- Excerpt to read:
========

Polars' `when().then().otherwise()` is more readable and chainable.

## 4. Groupby and Aggregations

The `group_by().agg()` pattern is central to data analysis.

### 4.1 Basic Groupby

In [None]:
# Total revenue by category
revenue_by_category = orders.group_by("category").agg(
    pl.col("total_amount").sum().alias("total_revenue")
).sort("total_revenue", descending=True)

revenue_by_category

In [None]:
# Multiple aggregations
category_stats = orders.group_by("category").agg(
    pl.len().alias("order_count"),
    pl.col("total_amount").sum().alias("total_revenue"),
    pl.col("total_amount").mean().alias("avg_order_value"),
    pl.col("quantity").sum().alias("items_sold"),
    pl.col("customer_id").n_unique().alias("unique_customers")
).sort("total_revenue", descending=True)

category_stats

### 4.2 Multiple Grouping Columns

In [None]:
# Revenue by category and status
category_status = orders.group_by("category", "status").agg(
    pl.len().alias("count"),
    pl.col("total_amount").sum().alias("revenue")
).sort(["category", "revenue"], descending=[False, True])

category_status.head(15)

========

Extracted entries:
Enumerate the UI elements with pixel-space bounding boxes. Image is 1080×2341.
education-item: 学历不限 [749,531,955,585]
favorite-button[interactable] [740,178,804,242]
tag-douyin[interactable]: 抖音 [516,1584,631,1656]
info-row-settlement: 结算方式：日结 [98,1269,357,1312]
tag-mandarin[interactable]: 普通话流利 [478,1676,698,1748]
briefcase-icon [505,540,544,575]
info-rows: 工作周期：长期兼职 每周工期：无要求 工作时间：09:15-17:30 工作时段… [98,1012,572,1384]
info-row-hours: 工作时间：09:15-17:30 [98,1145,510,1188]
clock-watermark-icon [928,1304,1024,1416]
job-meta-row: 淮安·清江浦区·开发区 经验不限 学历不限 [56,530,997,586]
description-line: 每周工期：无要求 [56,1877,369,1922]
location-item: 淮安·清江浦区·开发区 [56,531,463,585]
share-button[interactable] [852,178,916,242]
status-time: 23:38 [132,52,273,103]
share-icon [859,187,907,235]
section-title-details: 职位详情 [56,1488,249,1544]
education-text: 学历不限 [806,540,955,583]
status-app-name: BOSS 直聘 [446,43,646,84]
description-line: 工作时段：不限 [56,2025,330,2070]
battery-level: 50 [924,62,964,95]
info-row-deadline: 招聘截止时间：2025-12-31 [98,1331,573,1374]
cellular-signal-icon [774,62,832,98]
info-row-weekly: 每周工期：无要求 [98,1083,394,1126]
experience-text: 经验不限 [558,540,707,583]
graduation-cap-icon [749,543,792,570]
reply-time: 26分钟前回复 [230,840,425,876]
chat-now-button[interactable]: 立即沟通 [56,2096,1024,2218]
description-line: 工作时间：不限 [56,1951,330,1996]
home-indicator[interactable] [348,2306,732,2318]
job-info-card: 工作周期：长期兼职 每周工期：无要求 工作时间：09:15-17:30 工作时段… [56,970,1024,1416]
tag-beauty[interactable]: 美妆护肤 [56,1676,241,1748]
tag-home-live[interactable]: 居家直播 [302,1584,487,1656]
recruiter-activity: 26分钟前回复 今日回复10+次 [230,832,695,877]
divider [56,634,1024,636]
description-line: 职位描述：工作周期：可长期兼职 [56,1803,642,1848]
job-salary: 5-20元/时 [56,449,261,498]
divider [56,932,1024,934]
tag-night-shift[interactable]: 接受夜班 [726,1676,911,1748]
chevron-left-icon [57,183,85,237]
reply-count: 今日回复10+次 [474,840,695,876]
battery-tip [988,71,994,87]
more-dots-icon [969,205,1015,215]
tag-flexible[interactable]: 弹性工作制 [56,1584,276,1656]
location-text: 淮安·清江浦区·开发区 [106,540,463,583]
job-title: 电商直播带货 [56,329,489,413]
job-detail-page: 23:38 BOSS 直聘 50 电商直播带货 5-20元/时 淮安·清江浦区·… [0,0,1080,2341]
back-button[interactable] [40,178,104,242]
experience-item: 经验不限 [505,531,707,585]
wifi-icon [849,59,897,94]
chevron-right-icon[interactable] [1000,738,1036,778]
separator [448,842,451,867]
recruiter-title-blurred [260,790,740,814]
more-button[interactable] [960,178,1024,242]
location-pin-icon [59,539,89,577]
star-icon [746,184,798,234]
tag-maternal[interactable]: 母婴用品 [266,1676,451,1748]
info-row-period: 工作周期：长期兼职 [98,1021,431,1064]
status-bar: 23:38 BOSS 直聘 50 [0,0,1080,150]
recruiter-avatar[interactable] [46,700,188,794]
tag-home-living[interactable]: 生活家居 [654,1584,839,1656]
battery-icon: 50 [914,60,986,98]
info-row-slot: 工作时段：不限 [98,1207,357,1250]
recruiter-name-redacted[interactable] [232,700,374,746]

========

- Set problem: Write the next part of the Polars groupby tutorial, starting right after its final line.

- Result below:
### 4.3 Common Aggregation Functions

| Function | Description |
|----------|-------------|
| `sum()` | Sum of values |
| `mean()` | Average |
| `median()` | Median |
| `min()` | Minimum |
| `max()` | Maximum |
| `std()` | Standard deviation |
| `var()` | Variance |
| `count()` | Count non-null |
| `len()` | Count all (including null) |
| `n_unique()` | Count unique values |
| `first()` | First value |
| `last()` | Last value |

In [None]:
# Example: Product performance
product_stats = orders.group_by("product_name").agg(
    pl.len().alias("times_ordered"),
    pl.col("quantity").sum().alias("total_quantity"),
    pl.col("total_amount").sum().alias("total_revenue"),
    pl.col("total_amount").mean().alias("avg_order_value"),
    pl.col("discount").mean().alias("avg_discount")
).sort("total_revenue", descending=True)

product_stats.head(10)

## 5. Missing Data: `fill_null()`, `drop_nulls()`, `is_null()`

Polars uses `null` for missing values (not `NaN` like Pandas).

In [None]:
# Check for nulls in our data
orders.null_count()

In [None]:
# Create sample data with nulls
df_with_nulls = pl.DataFrame({
    "name": ["Alice", "Bob", None, "Diana", None],
    "age": [25, None, 35, None, 45],
    "score": [85.0, 90.0, None, 75.0, 88.0]
})
df_with_nulls

In [None]:
# Count nulls per column
df_with_nulls.null_count()

In [None]:
# Filter rows where name is null
df_with_nulls.filter(pl.col("name").is_null())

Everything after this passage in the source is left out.